_Source material_
◆ ◆ ◆ ◆
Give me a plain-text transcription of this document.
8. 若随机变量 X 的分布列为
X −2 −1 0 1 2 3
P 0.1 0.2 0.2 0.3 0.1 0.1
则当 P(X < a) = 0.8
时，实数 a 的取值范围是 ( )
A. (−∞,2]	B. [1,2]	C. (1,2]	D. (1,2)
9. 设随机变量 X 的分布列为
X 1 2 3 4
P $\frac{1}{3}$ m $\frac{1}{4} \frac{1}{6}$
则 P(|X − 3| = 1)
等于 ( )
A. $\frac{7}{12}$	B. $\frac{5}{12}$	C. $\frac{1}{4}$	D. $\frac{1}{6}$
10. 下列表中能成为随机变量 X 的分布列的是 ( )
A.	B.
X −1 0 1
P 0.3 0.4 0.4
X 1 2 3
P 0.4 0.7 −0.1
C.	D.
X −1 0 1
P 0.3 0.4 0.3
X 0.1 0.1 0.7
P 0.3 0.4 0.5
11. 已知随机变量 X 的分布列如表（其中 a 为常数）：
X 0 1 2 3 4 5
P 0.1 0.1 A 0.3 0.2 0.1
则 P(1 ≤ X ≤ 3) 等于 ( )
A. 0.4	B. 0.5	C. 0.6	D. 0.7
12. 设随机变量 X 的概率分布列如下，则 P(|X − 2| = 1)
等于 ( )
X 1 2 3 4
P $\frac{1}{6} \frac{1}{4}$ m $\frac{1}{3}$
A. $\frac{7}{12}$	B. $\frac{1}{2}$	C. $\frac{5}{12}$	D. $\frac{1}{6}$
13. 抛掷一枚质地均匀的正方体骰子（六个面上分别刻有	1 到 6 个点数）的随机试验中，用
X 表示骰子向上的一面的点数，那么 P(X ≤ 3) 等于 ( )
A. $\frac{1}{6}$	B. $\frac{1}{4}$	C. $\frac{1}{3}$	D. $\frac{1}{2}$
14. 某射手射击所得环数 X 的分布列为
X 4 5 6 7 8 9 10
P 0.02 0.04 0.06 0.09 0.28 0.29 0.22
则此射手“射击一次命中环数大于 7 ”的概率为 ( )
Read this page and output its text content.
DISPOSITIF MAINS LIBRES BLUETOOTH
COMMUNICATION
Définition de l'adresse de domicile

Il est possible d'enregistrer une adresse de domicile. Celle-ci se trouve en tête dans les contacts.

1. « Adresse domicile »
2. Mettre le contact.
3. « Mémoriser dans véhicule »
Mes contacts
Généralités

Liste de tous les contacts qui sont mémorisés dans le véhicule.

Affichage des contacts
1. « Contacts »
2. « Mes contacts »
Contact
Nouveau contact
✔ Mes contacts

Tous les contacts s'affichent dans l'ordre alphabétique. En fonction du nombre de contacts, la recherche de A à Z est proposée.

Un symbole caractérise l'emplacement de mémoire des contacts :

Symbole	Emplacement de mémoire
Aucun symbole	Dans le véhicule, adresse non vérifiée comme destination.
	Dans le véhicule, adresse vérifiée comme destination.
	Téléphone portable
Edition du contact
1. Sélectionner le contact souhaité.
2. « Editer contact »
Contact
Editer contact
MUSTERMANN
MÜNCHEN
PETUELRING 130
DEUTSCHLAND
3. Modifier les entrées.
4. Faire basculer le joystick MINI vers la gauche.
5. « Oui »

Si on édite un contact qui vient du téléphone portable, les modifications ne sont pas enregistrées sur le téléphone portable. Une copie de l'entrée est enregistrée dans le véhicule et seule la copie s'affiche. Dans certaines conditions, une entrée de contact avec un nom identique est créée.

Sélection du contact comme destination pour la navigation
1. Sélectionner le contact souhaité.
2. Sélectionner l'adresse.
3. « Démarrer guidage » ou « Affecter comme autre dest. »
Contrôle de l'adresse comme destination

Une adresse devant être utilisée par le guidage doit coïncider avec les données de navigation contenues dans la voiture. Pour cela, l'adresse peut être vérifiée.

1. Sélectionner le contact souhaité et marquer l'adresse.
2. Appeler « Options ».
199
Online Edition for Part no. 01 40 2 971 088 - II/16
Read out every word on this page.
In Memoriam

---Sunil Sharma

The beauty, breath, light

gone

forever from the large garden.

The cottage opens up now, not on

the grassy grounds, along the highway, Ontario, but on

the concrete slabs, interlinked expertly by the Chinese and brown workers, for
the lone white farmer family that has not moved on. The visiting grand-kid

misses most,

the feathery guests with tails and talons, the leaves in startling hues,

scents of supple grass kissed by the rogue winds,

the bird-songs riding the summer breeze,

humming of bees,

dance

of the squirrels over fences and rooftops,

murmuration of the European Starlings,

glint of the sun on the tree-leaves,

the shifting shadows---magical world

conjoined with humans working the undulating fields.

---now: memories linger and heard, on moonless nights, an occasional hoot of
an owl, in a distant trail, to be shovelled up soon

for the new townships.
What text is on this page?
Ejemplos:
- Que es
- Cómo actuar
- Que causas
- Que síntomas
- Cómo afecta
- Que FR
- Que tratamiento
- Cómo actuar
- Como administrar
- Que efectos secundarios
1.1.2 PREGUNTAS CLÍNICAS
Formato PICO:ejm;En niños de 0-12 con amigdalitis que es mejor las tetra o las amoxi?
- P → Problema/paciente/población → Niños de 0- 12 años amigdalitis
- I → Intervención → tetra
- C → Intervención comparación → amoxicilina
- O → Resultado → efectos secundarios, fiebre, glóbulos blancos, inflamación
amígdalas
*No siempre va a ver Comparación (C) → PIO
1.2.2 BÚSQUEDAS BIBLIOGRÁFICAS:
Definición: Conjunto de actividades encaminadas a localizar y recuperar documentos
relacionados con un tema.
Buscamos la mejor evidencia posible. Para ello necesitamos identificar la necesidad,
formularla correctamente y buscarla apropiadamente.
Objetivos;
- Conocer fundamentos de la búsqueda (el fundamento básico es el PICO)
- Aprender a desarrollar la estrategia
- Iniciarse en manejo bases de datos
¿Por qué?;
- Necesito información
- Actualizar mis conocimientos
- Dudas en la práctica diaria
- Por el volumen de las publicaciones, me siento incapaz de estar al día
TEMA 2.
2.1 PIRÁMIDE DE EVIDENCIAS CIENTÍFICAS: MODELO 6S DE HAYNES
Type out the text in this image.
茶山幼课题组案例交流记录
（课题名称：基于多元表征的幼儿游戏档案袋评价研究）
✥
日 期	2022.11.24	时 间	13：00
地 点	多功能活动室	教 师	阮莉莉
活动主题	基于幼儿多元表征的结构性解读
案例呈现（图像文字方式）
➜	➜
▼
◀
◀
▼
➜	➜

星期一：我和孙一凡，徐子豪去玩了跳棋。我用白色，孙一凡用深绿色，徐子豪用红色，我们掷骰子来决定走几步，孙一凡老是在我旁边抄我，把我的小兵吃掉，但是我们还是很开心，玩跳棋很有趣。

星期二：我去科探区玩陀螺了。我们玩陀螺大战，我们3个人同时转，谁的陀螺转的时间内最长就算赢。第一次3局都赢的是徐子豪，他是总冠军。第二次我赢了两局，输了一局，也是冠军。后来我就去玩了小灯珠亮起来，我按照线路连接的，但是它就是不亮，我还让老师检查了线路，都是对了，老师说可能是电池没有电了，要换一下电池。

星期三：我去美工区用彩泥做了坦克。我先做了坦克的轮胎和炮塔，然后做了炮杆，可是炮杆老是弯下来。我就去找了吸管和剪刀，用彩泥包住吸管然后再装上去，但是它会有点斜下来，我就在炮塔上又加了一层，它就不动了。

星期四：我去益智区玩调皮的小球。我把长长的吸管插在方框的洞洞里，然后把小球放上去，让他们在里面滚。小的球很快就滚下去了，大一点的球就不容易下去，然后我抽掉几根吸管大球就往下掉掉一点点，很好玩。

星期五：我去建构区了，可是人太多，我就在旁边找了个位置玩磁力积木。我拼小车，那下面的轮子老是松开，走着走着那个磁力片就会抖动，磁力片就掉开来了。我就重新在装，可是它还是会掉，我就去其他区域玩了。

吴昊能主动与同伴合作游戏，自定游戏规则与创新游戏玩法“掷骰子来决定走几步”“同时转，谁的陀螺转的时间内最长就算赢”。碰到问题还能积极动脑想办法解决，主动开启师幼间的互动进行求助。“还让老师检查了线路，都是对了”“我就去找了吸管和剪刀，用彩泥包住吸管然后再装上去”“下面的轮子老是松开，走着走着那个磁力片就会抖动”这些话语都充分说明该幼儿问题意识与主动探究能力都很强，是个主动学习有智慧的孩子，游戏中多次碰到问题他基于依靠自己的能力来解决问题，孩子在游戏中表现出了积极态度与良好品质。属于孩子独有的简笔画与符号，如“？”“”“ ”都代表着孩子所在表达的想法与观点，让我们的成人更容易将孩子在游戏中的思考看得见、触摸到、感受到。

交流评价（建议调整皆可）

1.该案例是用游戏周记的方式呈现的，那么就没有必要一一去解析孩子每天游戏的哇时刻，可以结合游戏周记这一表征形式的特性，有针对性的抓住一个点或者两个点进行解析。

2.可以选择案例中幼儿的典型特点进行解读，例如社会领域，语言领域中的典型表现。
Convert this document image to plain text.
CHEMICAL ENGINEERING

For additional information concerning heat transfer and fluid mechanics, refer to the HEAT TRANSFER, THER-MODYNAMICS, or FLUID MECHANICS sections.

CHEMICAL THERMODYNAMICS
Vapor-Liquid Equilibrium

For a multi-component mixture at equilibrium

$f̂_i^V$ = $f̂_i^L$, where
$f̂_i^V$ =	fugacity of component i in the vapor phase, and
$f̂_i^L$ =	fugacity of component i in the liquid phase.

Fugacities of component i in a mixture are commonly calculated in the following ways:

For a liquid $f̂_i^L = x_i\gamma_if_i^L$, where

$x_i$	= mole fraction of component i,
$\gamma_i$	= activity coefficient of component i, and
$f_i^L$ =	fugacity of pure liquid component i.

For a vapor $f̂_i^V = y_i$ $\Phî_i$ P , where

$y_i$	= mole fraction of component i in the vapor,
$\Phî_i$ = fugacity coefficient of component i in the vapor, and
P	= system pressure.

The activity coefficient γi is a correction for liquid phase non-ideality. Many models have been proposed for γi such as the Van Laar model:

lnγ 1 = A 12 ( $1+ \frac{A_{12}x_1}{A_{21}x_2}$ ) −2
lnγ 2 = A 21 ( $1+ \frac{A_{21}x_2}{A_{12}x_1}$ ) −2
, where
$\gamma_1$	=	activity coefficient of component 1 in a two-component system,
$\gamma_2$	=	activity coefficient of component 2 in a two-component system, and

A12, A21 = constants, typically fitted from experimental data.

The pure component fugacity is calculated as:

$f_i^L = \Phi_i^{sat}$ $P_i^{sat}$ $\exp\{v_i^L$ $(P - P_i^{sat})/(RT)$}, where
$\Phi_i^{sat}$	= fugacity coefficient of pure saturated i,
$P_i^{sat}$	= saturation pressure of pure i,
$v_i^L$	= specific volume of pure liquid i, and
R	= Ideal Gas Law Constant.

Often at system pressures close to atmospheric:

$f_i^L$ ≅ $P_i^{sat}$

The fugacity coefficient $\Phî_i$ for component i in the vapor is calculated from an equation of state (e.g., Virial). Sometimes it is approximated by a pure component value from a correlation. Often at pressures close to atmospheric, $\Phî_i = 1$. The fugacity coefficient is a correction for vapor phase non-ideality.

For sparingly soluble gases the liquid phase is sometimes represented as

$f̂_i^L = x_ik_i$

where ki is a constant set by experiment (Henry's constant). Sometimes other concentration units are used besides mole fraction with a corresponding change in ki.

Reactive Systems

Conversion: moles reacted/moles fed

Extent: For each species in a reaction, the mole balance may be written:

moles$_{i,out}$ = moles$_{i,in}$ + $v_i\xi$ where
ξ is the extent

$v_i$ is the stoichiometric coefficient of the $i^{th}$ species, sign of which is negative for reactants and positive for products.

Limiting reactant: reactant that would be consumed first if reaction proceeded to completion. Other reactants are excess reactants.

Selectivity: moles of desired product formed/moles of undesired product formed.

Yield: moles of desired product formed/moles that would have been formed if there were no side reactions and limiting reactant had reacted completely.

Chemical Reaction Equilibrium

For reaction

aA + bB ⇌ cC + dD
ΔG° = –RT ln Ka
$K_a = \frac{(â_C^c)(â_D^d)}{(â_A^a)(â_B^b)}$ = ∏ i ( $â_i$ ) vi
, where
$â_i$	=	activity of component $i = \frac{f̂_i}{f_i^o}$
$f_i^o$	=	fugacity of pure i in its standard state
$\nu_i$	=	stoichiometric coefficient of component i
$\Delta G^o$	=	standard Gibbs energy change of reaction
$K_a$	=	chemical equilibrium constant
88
◆ ◆ ◆ ◆
_Set exercise_
Copy out every line with the word "mémoire".

_Written answer_
Un symbole caractérise l'emplacement de mémoire des contacts :
Symbole	Emplacement de mémoire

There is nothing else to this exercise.